▶ The request:
Output the data word for word, dropping every image.

[Start]

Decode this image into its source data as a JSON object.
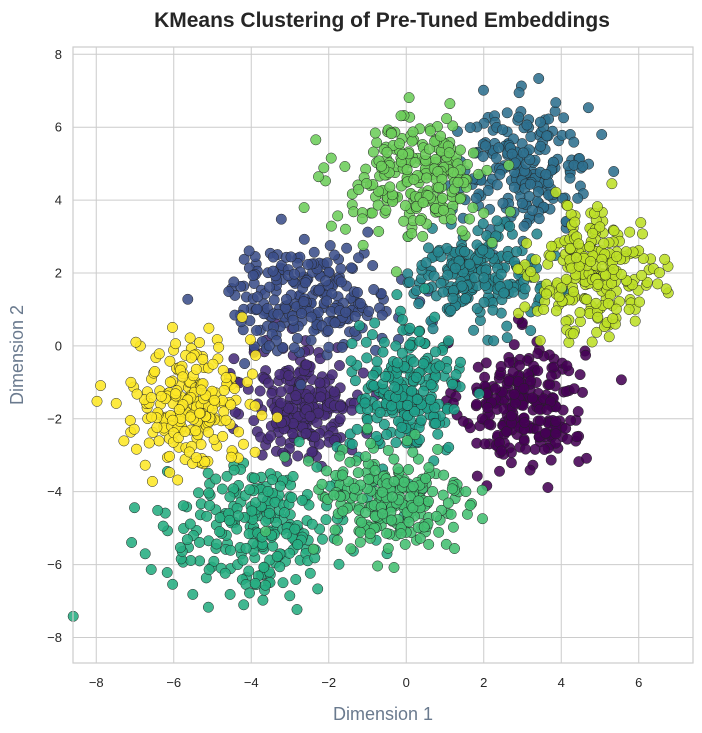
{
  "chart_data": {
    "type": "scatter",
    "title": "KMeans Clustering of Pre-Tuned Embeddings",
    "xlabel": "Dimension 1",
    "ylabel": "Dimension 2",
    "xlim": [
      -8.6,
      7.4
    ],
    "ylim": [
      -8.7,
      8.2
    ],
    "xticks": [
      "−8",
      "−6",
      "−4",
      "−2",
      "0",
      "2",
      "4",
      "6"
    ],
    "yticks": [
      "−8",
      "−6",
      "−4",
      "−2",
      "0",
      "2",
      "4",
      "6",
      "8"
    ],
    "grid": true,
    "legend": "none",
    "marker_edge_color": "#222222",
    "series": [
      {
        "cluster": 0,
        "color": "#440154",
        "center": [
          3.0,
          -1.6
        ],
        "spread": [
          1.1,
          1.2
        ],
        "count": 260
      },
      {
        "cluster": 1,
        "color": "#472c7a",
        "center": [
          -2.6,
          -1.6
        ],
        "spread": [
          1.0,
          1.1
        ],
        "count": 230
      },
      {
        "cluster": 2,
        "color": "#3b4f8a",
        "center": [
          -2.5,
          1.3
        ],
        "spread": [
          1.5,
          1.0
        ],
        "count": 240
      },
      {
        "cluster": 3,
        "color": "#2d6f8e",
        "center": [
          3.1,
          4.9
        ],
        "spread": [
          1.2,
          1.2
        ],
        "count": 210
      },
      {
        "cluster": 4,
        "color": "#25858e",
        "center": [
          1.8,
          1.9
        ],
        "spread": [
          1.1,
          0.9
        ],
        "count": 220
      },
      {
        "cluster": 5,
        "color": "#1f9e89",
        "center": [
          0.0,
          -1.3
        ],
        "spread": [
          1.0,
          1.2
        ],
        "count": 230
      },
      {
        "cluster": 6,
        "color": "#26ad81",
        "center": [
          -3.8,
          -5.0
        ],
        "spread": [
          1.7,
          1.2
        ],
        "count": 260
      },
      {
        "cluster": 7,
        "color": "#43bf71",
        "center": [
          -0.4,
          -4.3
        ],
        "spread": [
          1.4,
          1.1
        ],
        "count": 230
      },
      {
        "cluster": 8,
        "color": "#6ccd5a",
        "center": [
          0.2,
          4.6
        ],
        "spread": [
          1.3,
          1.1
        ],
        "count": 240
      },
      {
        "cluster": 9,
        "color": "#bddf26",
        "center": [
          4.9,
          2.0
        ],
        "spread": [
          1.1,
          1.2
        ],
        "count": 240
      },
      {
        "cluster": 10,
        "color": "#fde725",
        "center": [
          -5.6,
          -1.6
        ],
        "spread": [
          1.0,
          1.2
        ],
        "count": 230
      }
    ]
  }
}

[End]

▶ Task result:
Decode this image into its source data as a JSON object.
{
  "chart_data": {
    "type": "scatter",
    "title": "KMeans Clustering of Pre-Tuned Embeddings",
    "xlabel": "Dimension 1",
    "ylabel": "Dimension 2",
    "xlim": [
      -8.6,
      7.4
    ],
    "ylim": [
      -8.7,
      8.2
    ],
    "xticks": [
      "−8",
      "−6",
      "−4",
      "−2",
      "0",
      "2",
      "4",
      "6"
    ],
    "yticks": [
      "−8",
      "−6",
      "−4",
      "−2",
      "0",
      "2",
      "4",
      "6",
      "8"
    ],
    "grid": true,
    "legend": "none",
    "marker_edge_color": "#222222",
    "series": [
      {
        "cluster": 0,
        "color": "#440154",
        "center": [
          3.0,
          -1.6
        ],
        "spread": [
          1.1,
          1.2
        ],
        "count": 260
      },
      {
        "cluster": 1,
        "color": "#472c7a",
        "center": [
          -2.6,
          -1.6
        ],
        "spread": [
          1.0,
          1.1
        ],
        "count": 230
      },
      {
        "cluster": 2,
        "color": "#3b4f8a",
        "center": [
          -2.5,
          1.3
        ],
        "spread": [
          1.5,
          1.0
        ],
        "count": 240
      },
      {
        "cluster": 3,
        "color": "#2d6f8e",
        "center": [
          3.1,
          4.9
        ],
        "spread": [
          1.2,
          1.2
        ],
        "count": 210
      },
      {
        "cluster": 4,
        "color": "#25858e",
        "center": [
          1.8,
          1.9
        ],
        "spread": [
          1.1,
          0.9
        ],
        "count": 220
      },
      {
        "cluster": 5,
        "color": "#1f9e89",
        "center": [
          0.0,
          -1.3
        ],
        "spread": [
          1.0,
          1.2
        ],
        "count": 230
      },
      {
        "cluster": 6,
        "color": "#26ad81",
        "center": [
          -3.8,
          -5.0
        ],
        "spread": [
          1.7,
          1.2
        ],
        "count": 260
      },
      {
        "cluster": 7,
        "color": "#43bf71",
        "center": [
          -0.4,
          -4.3
        ],
        "spread": [
          1.4,
          1.1
        ],
        "count": 230
      },
      {
        "cluster": 8,
        "color": "#6ccd5a",
        "center": [
          0.2,
          4.6
        ],
        "spread": [
          1.3,
          1.1
        ],
        "count": 240
      },
      {
        "cluster": 9,
        "color": "#bddf26",
        "center": [
          4.9,
          2.0
        ],
        "spread": [
          1.1,
          1.2
        ],
        "count": 240
      },
      {
        "cluster": 10,
        "color": "#fde725",
        "center": [
          -5.6,
          -1.6
        ],
        "spread": [
          1.0,
          1.2
        ],
        "count": 230
      }
    ]
  }
}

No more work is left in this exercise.